▸ **What the exercise asks**
Can you quote the records below in full, word for word?

————————

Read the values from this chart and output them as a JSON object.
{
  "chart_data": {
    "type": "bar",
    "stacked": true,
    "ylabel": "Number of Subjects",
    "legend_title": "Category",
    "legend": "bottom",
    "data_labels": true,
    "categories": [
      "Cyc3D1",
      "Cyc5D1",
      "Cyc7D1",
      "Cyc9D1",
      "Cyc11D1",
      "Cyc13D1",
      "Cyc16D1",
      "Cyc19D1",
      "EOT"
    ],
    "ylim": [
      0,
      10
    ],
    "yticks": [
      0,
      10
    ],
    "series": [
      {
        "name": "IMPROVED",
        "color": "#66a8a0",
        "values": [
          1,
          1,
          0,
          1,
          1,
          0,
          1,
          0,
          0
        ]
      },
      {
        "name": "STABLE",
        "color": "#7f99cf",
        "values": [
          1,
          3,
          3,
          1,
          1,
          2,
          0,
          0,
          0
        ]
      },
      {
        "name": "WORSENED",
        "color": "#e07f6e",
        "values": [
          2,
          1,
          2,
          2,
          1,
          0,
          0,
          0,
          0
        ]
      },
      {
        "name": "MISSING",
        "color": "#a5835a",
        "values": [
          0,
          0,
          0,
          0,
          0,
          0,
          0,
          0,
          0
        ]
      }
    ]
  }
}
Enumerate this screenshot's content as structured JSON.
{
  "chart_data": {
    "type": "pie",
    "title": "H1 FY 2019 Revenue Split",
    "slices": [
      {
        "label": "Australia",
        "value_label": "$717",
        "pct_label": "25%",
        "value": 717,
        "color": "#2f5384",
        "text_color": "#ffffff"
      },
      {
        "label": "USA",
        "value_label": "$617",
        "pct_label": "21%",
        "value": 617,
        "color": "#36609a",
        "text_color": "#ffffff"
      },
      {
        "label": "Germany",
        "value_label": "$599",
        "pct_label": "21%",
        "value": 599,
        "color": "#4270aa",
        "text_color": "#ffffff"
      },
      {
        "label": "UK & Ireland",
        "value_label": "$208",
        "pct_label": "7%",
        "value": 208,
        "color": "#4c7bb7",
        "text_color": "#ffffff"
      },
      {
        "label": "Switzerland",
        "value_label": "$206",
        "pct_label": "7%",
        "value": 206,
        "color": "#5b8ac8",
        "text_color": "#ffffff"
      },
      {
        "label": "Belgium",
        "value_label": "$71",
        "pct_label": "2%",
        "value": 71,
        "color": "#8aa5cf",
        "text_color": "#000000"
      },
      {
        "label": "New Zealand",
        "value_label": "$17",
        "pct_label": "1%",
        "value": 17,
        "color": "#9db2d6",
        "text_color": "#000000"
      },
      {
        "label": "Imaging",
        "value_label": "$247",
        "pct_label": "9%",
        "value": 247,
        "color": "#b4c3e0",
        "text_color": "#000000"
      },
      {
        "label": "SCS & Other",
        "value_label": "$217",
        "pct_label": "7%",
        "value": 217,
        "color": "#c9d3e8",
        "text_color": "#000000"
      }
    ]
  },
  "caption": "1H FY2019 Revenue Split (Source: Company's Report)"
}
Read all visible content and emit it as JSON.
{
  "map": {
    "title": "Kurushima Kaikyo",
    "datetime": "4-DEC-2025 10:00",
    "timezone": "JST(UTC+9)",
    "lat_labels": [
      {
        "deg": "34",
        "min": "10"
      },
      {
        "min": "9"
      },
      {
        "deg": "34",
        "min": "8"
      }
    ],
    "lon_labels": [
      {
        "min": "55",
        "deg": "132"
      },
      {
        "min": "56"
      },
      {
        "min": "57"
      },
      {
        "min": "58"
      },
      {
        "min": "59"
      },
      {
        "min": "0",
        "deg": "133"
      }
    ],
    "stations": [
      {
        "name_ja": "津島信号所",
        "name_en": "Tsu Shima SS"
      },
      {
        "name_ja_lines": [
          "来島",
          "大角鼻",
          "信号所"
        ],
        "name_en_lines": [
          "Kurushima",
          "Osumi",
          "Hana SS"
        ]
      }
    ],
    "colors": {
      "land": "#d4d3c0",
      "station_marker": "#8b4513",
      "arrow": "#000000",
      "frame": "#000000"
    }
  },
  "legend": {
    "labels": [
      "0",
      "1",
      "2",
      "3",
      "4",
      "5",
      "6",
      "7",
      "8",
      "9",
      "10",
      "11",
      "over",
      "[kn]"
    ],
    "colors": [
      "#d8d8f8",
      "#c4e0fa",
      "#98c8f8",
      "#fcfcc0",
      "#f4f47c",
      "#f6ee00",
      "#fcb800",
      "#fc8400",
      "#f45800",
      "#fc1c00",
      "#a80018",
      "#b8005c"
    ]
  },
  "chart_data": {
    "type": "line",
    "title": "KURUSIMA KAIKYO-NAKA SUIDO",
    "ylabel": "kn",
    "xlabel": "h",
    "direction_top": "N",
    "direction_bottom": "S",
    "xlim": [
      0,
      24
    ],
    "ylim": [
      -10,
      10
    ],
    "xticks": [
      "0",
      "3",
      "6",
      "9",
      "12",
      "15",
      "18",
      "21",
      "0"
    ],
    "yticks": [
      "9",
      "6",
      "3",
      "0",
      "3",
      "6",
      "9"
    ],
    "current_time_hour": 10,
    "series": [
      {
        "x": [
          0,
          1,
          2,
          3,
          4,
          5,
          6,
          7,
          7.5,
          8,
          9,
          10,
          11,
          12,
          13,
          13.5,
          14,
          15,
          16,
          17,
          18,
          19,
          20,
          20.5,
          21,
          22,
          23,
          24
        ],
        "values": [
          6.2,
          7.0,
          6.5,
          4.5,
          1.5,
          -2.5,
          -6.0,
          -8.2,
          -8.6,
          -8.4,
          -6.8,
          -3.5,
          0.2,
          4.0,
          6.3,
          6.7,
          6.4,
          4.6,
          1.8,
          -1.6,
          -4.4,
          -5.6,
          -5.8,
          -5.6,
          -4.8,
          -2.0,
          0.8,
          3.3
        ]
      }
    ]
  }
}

————————

▸ **Answer to this task**
Read the values from this chart and output them as a JSON object.
{
  "chart_data": {
    "type": "bar",
    "stacked": true,
    "ylabel": "Number of Subjects",
    "legend_title": "Category",
    "legend": "bottom",
    "data_labels": true,
    "categories": [
      "Cyc3D1",
      "Cyc5D1",
      "Cyc7D1",
      "Cyc9D1",
      "Cyc11D1",
      "Cyc13D1",
      "Cyc16D1",
      "Cyc19D1",
      "EOT"
    ],
    "ylim": [
      0,
      10
    ],
    "yticks": [
      0,
      10
    ],
    "series": [
      {
        "name": "IMPROVED",
        "color": "#66a8a0",
        "values": [
          1,
          1,
          0,
          1,
          1,
          0,
          1,
          0,
          0
        ]
      },
      {
        "name": "STABLE",
        "color": "#7f99cf",
        "values": [
          1,
          3,
          3,
          1,
          1,
          2,
          0,
          0,
          0
        ]
      },
      {
        "name": "WORSENED",
        "color": "#e07f6e",
        "values": [
          2,
          1,
          2,
          2,
          1,
          0,
          0,
          0,
          0
        ]
      },
      {
        "name": "MISSING",
        "color": "#a5835a",
        "values": [
          0,
          0,
          0,
          0,
          0,
          0,
          0,
          0,
          0
        ]
      }
    ]
  }
}
Enumerate this screenshot's content as structured JSON.
{
  "chart_data": {
    "type": "pie",
    "title": "H1 FY 2019 Revenue Split",
    "slices": [
      {
        "label": "Australia",
        "value_label": "$717",
        "pct_label": "25%",
        "value": 717,
        "color": "#2f5384",
        "text_color": "#ffffff"
      },
      {
        "label": "USA",
        "value_label": "$617",
        "pct_label": "21%",
        "value": 617,
        "color": "#36609a",
        "text_color": "#ffffff"
      },
      {
        "label": "Germany",
        "value_label": "$599",
        "pct_label": "21%",
        "value": 599,
        "color": "#4270aa",
        "text_color": "#ffffff"
      },
      {
        "label": "UK & Ireland",
        "value_label": "$208",
        "pct_label": "7%",
        "value": 208,
        "color": "#4c7bb7",
        "text_color": "#ffffff"
      },
      {
        "label": "Switzerland",
        "value_label": "$206",
        "pct_label": "7%",
        "value": 206,
        "color": "#5b8ac8",
        "text_color": "#ffffff"
      },
      {
        "label": "Belgium",
        "value_label": "$71",
        "pct_label": "2%",
        "value": 71,
        "color": "#8aa5cf",
        "text_color": "#000000"
      },
      {
        "label": "New Zealand",
        "value_label": "$17",
        "pct_label": "1%",
        "value": 17,
        "color": "#9db2d6",
        "text_color": "#000000"
      },
      {
        "label": "Imaging",
        "value_label": "$247",
        "pct_label": "9%",
        "value": 247,
        "color": "#b4c3e0",
        "text_color": "#000000"
      },
      {
        "label": "SCS & Other",
        "value_label": "$217",
        "pct_label": "7%",
        "value": 217,
        "color": "#c9d3e8",
        "text_color": "#000000"
      }
    ]
  },
  "caption": "1H FY2019 Revenue Split (Source: Company's Report)"
}
Read all visible content and emit it as JSON.
{
  "map": {
    "title": "Kurushima Kaikyo",
    "datetime": "4-DEC-2025 10:00",
    "timezone": "JST(UTC+9)",
    "lat_labels": [
      {
        "deg": "34",
        "min": "10"
      },
      {
        "min": "9"
      },
      {
        "deg": "34",
        "min": "8"
      }
    ],
    "lon_labels": [
      {
        "min": "55",
        "deg": "132"
      },
      {
        "min": "56"
      },
      {
        "min": "57"
      },
      {
        "min": "58"
      },
      {
        "min": "59"
      },
      {
        "min": "0",
        "deg": "133"
      }
    ],
    "stations": [
      {
        "name_ja": "津島信号所",
        "name_en": "Tsu Shima SS"
      },
      {
        "name_ja_lines": [
          "来島",
          "大角鼻",
          "信号所"
        ],
        "name_en_lines": [
          "Kurushima",
          "Osumi",
          "Hana SS"
        ]
      }
    ],
    "colors": {
      "land": "#d4d3c0",
      "station_marker": "#8b4513",
      "arrow": "#000000",
      "frame": "#000000"
    }
  },
  "legend": {
    "labels": [
      "0",
      "1",
      "2",
      "3",
      "4",
      "5",
      "6",
      "7",
      "8",
      "9",
      "10",
      "11",
      "over",
      "[kn]"
    ],
    "colors": [
      "#d8d8f8",
      "#c4e0fa",
      "#98c8f8",
      "#fcfcc0",
      "#f4f47c",
      "#f6ee00",
      "#fcb800",
      "#fc8400",
      "#f45800",
      "#fc1c00",
      "#a80018",
      "#b8005c"
    ]
  },
  "chart_data": {
    "type": "line",
    "title": "KURUSIMA KAIKYO-NAKA SUIDO",
    "ylabel": "kn",
    "xlabel": "h",
    "direction_top": "N",
    "direction_bottom": "S",
    "xlim": [
      0,
      24
    ],
    "ylim": [
      -10,
      10
    ],
    "xticks": [
      "0",
      "3",
      "6",
      "9",
      "12",
      "15",
      "18",
      "21",
      "0"
    ],
    "yticks": [
      "9",
      "6",
      "3",
      "0",
      "3",
      "6",
      "9"
    ],
    "current_time_hour": 10,
    "series": [
      {
        "x": [
          0,
          1,
          2,
          3,
          4,
          5,
          6,
          7,
          7.5,
          8,
          9,
          10,
          11,
          12,
          13,
          13.5,
          14,
          15,
          16,
          17,
          18,
          19,
          20,
          20.5,
          21,
          22,
          23,
          24
        ],
        "values": [
          6.2,
          7.0,
          6.5,
          4.5,
          1.5,
          -2.5,
          -6.0,
          -8.2,
          -8.6,
          -8.4,
          -6.8,
          -3.5,
          0.2,
          4.0,
          6.3,
          6.7,
          6.4,
          4.6,
          1.8,
          -1.6,
          -4.4,
          -5.6,
          -5.8,
          -5.6,
          -4.8,
          -2.0,
          0.8,
          3.3
        ]
      }
    ]
  }
}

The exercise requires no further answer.